(Rows from a figure dataset)
● ● ●
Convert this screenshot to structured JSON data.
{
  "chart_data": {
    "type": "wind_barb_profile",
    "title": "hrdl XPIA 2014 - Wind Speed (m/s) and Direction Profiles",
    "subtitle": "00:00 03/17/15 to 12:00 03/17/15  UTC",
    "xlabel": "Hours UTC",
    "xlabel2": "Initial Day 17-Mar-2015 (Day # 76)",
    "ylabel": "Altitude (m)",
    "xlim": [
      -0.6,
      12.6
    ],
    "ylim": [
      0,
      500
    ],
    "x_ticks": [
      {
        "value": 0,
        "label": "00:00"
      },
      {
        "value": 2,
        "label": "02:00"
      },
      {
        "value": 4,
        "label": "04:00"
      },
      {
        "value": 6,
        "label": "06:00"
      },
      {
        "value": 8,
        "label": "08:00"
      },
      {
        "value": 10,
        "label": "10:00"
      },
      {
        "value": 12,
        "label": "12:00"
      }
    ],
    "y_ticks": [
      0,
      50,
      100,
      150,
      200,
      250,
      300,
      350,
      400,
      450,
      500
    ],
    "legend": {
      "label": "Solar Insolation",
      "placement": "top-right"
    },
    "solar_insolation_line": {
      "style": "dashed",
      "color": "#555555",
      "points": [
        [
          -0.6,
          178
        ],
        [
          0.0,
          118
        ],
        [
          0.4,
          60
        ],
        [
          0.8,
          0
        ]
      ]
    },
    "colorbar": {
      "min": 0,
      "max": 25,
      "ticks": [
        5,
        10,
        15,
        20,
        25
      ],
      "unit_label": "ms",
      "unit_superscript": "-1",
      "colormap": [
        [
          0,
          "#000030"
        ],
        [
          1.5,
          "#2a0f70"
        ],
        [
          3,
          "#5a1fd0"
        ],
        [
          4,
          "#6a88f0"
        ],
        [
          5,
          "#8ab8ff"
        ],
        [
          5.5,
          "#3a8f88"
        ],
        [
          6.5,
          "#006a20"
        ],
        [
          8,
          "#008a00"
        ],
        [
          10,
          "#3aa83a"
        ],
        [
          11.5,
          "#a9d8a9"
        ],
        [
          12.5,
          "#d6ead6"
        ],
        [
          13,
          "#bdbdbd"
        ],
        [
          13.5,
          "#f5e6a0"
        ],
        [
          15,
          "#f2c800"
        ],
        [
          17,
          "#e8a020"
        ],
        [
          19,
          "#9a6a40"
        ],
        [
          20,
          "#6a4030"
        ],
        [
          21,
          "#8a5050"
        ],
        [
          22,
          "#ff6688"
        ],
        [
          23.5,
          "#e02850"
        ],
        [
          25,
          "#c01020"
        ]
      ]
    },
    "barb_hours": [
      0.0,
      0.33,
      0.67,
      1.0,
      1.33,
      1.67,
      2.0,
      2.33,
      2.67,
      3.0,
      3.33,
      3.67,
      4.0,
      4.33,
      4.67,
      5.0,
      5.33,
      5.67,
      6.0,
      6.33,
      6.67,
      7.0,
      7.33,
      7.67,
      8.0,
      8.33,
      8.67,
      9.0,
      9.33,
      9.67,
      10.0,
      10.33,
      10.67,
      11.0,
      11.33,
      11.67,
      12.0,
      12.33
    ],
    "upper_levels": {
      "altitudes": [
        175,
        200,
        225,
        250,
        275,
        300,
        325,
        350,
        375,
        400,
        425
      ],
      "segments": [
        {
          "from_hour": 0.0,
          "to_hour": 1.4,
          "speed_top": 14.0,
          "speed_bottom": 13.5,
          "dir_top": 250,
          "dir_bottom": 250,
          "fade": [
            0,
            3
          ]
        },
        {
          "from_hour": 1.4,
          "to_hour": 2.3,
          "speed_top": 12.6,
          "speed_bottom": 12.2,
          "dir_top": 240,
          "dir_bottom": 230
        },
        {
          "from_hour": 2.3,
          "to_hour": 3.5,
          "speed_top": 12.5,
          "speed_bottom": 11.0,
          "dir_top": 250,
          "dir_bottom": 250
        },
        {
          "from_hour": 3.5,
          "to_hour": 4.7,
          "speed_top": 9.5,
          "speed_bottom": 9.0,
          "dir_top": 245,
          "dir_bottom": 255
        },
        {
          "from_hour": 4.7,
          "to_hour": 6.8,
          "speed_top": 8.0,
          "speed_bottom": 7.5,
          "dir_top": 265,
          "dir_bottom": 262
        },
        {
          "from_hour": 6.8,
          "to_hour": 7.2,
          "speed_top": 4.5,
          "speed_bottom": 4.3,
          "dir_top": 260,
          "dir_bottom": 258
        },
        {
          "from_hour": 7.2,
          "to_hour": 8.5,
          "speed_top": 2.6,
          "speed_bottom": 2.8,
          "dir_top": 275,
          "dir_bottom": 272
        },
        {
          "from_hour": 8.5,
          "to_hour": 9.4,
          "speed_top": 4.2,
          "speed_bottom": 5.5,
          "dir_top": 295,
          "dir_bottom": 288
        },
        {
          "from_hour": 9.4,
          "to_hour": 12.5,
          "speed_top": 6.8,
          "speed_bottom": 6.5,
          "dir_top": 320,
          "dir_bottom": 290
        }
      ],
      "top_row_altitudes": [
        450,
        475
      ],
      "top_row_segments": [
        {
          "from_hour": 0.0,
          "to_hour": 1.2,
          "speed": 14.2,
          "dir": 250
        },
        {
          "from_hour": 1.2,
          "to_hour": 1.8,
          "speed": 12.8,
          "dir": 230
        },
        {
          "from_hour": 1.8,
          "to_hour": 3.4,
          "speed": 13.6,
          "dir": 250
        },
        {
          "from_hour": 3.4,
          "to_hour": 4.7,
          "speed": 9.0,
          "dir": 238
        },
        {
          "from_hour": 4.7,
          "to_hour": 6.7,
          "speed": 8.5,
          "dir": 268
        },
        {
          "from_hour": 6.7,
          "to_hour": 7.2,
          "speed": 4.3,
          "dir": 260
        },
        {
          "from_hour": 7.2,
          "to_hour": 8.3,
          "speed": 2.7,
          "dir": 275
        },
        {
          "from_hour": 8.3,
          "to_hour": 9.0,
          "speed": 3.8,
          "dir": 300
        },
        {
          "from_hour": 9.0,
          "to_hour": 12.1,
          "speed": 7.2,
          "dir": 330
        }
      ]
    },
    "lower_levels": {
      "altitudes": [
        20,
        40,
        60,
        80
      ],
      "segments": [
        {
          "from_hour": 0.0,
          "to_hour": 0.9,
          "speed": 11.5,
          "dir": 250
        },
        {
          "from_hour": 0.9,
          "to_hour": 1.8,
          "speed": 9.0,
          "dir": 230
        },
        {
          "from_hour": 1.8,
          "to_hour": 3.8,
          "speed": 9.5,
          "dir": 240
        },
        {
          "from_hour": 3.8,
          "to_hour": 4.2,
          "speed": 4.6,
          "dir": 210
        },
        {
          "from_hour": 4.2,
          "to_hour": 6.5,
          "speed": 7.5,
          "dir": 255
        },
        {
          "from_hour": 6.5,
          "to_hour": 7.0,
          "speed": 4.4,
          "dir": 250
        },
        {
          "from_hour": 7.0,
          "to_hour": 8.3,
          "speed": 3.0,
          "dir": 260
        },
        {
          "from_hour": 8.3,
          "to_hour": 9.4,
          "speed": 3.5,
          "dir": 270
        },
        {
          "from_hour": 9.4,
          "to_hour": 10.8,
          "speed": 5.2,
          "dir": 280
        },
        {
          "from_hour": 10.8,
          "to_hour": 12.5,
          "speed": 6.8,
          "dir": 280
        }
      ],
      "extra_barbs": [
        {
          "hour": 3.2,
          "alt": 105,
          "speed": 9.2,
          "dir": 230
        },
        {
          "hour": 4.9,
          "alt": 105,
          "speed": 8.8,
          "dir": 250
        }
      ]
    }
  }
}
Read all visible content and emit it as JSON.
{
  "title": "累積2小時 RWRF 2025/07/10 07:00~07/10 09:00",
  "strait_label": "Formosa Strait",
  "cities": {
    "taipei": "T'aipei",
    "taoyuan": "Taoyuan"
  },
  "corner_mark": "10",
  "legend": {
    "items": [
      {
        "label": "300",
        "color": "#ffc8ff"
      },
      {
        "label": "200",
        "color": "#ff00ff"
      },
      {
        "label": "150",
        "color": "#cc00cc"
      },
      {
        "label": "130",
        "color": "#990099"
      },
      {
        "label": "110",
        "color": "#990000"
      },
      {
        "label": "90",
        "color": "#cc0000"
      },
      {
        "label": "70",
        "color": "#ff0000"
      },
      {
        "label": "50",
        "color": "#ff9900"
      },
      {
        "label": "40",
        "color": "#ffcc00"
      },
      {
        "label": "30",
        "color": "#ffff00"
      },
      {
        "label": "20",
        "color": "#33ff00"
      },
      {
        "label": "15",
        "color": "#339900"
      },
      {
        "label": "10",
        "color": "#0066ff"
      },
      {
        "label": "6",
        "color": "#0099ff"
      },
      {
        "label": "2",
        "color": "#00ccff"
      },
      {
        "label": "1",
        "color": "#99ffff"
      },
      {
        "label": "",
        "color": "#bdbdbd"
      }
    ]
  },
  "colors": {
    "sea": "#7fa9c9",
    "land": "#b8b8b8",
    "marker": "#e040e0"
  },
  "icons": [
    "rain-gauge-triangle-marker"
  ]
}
● ● ●
Find the lines above holding the word "JSON" and show them.

Convert this screenshot to structured JSON data.
Read all visible content and emit it as JSON.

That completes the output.